→ **Data for processing**:
--*--

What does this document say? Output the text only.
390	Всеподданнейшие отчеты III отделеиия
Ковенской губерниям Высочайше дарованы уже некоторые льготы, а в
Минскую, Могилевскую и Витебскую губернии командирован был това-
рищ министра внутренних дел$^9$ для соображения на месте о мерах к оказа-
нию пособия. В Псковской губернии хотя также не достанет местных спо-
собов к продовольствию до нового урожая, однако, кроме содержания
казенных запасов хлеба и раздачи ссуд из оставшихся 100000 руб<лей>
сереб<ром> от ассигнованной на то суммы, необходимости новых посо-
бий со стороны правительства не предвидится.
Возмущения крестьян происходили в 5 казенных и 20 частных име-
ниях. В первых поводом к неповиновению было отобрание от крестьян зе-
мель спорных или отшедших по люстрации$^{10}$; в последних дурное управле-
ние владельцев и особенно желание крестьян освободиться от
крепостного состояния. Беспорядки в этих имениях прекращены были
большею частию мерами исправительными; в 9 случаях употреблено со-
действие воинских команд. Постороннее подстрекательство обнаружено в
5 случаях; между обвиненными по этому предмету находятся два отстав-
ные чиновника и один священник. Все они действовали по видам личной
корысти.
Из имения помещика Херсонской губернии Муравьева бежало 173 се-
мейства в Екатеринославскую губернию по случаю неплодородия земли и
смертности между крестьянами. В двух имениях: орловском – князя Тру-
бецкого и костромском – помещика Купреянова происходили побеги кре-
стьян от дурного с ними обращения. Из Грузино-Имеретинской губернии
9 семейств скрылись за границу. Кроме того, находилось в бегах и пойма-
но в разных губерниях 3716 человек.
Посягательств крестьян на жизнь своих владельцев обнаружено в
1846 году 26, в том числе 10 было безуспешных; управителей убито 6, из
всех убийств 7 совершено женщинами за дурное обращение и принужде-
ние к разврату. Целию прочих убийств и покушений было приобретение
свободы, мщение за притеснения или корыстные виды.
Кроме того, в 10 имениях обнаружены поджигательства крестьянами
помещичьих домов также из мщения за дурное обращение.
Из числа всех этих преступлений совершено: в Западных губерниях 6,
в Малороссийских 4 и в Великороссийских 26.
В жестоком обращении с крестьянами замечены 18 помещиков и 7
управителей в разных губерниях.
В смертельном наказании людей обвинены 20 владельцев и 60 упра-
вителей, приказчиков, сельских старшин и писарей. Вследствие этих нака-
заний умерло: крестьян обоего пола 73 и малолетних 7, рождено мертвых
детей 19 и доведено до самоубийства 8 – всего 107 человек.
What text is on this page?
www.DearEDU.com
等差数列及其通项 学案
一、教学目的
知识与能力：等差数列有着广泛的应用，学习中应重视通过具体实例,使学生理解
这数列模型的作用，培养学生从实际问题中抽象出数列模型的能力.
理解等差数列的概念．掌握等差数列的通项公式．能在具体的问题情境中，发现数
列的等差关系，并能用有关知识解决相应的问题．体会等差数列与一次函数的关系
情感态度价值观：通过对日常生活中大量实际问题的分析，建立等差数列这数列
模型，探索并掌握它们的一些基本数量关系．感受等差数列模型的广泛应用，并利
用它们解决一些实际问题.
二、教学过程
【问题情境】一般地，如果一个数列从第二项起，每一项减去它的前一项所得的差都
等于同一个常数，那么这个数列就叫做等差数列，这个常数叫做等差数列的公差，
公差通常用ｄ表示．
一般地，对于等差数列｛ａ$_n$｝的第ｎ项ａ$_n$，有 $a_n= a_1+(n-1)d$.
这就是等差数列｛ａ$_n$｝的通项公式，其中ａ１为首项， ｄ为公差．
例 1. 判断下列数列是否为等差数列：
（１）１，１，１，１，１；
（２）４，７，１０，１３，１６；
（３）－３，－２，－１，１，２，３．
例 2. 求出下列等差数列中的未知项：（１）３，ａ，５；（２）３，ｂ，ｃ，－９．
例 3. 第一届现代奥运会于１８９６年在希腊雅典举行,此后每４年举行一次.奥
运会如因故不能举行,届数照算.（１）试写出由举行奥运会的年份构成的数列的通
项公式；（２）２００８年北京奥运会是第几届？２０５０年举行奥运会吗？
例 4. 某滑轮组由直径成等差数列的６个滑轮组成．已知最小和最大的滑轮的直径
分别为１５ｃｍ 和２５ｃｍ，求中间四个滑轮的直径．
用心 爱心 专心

--*--

→ **Exercise requirements**:
Retype the entries one by one, exactly.

→ **The response**:
What does this document say? Output the text only.
390	Всеподданнейшие отчеты III отделеиия
Ковенской губерниям Высочайше дарованы уже некоторые льготы, а в
Минскую, Могилевскую и Витебскую губернии командирован был това-
рищ министра внутренних дел$^9$ для соображения на месте о мерах к оказа-
нию пособия. В Псковской губернии хотя также не достанет местных спо-
собов к продовольствию до нового урожая, однако, кроме содержания
казенных запасов хлеба и раздачи ссуд из оставшихся 100000 руб<лей>
сереб<ром> от ассигнованной на то суммы, необходимости новых посо-
бий со стороны правительства не предвидится.
Возмущения крестьян происходили в 5 казенных и 20 частных име-
ниях. В первых поводом к неповиновению было отобрание от крестьян зе-
мель спорных или отшедших по люстрации$^{10}$; в последних дурное управле-
ние владельцев и особенно желание крестьян освободиться от
крепостного состояния. Беспорядки в этих имениях прекращены были
большею частию мерами исправительными; в 9 случаях употреблено со-
действие воинских команд. Постороннее подстрекательство обнаружено в
5 случаях; между обвиненными по этому предмету находятся два отстав-
ные чиновника и один священник. Все они действовали по видам личной
корысти.
Из имения помещика Херсонской губернии Муравьева бежало 173 се-
мейства в Екатеринославскую губернию по случаю неплодородия земли и
смертности между крестьянами. В двух имениях: орловском – князя Тру-
бецкого и костромском – помещика Купреянова происходили побеги кре-
стьян от дурного с ними обращения. Из Грузино-Имеретинской губернии
9 семейств скрылись за границу. Кроме того, находилось в бегах и пойма-
но в разных губерниях 3716 человек.
Посягательств крестьян на жизнь своих владельцев обнаружено в
1846 году 26, в том числе 10 было безуспешных; управителей убито 6, из
всех убийств 7 совершено женщинами за дурное обращение и принужде-
ние к разврату. Целию прочих убийств и покушений было приобретение
свободы, мщение за притеснения или корыстные виды.
Кроме того, в 10 имениях обнаружены поджигательства крестьянами
помещичьих домов также из мщения за дурное обращение.
Из числа всех этих преступлений совершено: в Западных губерниях 6,
в Малороссийских 4 и в Великороссийских 26.
В жестоком обращении с крестьянами замечены 18 помещиков и 7
управителей в разных губерниях.
В смертельном наказании людей обвинены 20 владельцев и 60 упра-
вителей, приказчиков, сельских старшин и писарей. Вследствие этих нака-
заний умерло: крестьян обоего пола 73 и малолетних 7, рождено мертвых
детей 19 и доведено до самоубийства 8 – всего 107 человек.
What text is on this page?
www.DearEDU.com
等差数列及其通项 学案
一、教学目的
知识与能力：等差数列有着广泛的应用，学习中应重视通过具体实例,使学生理解
这数列模型的作用，培养学生从实际问题中抽象出数列模型的能力.
理解等差数列的概念．掌握等差数列的通项公式．能在具体的问题情境中，发现数
列的等差关系，并能用有关知识解决相应的问题．体会等差数列与一次函数的关系
情感态度价值观：通过对日常生活中大量实际问题的分析，建立等差数列这数列
模型，探索并掌握它们的一些基本数量关系．感受等差数列模型的广泛应用，并利
用它们解决一些实际问题.
二、教学过程
【问题情境】一般地，如果一个数列从第二项起，每一项减去它的前一项所得的差都
等于同一个常数，那么这个数列就叫做等差数列，这个常数叫做等差数列的公差，
公差通常用ｄ表示．
一般地，对于等差数列｛ａ$_n$｝的第ｎ项ａ$_n$，有 $a_n= a_1+(n-1)d$.
这就是等差数列｛ａ$_n$｝的通项公式，其中ａ１为首项， ｄ为公差．
例 1. 判断下列数列是否为等差数列：
（１）１，１，１，１，１；
（２）４，７，１０，１３，１６；
（３）－３，－２，－１，１，２，３．
例 2. 求出下列等差数列中的未知项：（１）３，ａ，５；（２）３，ｂ，ｃ，－９．
例 3. 第一届现代奥运会于１８９６年在希腊雅典举行,此后每４年举行一次.奥
运会如因故不能举行,届数照算.（１）试写出由举行奥运会的年份构成的数列的通
项公式；（２）２００８年北京奥运会是第几届？２０５０年举行奥运会吗？
例 4. 某滑轮组由直径成等差数列的６个滑轮组成．已知最小和最大的滑轮的直径
分别为１５ｃｍ 和２５ｃｍ，求中间四个滑轮的直径．
用心 爱心 专心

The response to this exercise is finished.